▶ **WHAT TO PRODUCE**
Would you pull out every line of the material that contains the string "eymass"?

▶ **RECORDED DATA**
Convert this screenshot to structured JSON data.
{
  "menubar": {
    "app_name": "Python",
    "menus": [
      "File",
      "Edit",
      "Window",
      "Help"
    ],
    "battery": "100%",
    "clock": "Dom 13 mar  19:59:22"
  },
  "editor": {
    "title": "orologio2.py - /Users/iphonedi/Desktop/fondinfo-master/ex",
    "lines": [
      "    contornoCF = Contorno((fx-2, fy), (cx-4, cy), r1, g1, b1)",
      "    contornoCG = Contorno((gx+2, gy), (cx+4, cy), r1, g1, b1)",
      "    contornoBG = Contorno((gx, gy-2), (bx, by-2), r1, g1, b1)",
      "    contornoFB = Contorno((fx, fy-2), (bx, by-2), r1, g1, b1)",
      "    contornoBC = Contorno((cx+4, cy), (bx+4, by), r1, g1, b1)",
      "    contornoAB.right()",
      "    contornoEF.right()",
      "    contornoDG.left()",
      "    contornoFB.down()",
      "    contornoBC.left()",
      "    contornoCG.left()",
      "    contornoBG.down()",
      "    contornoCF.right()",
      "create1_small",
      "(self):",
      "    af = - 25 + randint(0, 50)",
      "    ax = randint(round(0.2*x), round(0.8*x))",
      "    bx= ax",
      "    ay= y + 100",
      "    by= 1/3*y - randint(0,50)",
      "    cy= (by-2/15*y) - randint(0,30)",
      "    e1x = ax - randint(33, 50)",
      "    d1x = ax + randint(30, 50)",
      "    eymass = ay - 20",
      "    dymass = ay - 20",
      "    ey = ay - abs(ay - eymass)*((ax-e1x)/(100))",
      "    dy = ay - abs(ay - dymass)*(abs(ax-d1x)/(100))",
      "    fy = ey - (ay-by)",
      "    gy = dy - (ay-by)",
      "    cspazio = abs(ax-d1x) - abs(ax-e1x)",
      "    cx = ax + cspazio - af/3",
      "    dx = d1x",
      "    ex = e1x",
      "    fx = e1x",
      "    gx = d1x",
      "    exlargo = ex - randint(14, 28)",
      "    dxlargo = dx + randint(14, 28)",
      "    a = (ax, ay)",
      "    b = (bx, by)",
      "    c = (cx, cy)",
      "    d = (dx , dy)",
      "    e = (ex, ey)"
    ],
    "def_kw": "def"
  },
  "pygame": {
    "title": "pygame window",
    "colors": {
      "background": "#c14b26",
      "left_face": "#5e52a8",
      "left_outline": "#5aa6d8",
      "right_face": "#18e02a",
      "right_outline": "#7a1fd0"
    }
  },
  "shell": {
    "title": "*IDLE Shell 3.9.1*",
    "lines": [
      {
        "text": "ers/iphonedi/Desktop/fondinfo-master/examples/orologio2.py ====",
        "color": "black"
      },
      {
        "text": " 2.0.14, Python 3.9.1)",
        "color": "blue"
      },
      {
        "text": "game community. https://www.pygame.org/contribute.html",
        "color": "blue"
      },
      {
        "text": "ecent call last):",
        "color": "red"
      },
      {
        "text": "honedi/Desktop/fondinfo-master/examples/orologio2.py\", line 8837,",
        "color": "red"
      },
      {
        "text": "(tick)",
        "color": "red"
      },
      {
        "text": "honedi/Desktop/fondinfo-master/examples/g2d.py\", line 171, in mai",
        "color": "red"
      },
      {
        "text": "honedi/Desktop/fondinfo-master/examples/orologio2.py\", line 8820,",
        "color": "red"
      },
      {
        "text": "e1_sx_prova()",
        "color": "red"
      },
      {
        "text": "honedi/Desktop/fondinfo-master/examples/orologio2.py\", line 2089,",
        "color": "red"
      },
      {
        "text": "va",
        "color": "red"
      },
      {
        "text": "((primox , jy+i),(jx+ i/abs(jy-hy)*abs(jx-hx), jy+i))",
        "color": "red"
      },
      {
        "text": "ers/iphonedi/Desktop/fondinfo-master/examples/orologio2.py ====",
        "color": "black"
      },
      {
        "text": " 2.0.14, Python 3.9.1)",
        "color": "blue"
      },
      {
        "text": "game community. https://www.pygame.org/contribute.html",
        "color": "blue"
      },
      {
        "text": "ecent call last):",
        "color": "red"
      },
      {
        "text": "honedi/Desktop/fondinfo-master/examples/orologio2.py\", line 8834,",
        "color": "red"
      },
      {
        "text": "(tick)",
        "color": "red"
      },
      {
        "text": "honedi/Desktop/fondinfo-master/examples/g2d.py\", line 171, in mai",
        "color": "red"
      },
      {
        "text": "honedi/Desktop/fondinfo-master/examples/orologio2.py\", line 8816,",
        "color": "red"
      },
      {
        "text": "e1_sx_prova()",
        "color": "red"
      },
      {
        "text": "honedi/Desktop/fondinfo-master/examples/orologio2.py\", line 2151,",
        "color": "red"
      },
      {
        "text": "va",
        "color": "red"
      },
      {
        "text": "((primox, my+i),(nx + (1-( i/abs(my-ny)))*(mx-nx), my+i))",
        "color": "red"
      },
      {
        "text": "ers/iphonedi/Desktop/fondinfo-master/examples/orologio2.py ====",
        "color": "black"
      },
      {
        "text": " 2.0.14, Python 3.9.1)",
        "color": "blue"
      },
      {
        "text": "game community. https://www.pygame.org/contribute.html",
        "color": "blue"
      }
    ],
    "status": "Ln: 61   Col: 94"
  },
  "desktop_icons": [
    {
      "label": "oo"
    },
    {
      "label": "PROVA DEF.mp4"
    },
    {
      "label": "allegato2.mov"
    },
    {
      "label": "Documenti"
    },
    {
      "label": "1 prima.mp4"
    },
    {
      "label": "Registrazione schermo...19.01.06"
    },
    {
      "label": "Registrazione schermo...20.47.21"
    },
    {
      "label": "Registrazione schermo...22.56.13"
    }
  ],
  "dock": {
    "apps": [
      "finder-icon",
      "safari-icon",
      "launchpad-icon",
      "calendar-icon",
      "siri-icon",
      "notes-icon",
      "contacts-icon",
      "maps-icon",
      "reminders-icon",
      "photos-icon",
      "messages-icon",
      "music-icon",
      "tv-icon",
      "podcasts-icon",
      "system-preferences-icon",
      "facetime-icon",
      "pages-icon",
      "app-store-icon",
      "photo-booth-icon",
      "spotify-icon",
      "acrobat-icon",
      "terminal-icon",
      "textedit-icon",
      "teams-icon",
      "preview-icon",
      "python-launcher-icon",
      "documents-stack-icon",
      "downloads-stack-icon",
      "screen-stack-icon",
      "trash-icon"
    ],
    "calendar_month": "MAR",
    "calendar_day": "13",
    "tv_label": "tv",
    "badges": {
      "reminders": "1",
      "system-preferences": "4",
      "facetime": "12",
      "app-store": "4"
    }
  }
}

▶ **RESULT OF THE TASK**
      "    eymass = ay - 20",
      "    ey = ay - abs(ay - eymass)*((ax-e1x)/(100))",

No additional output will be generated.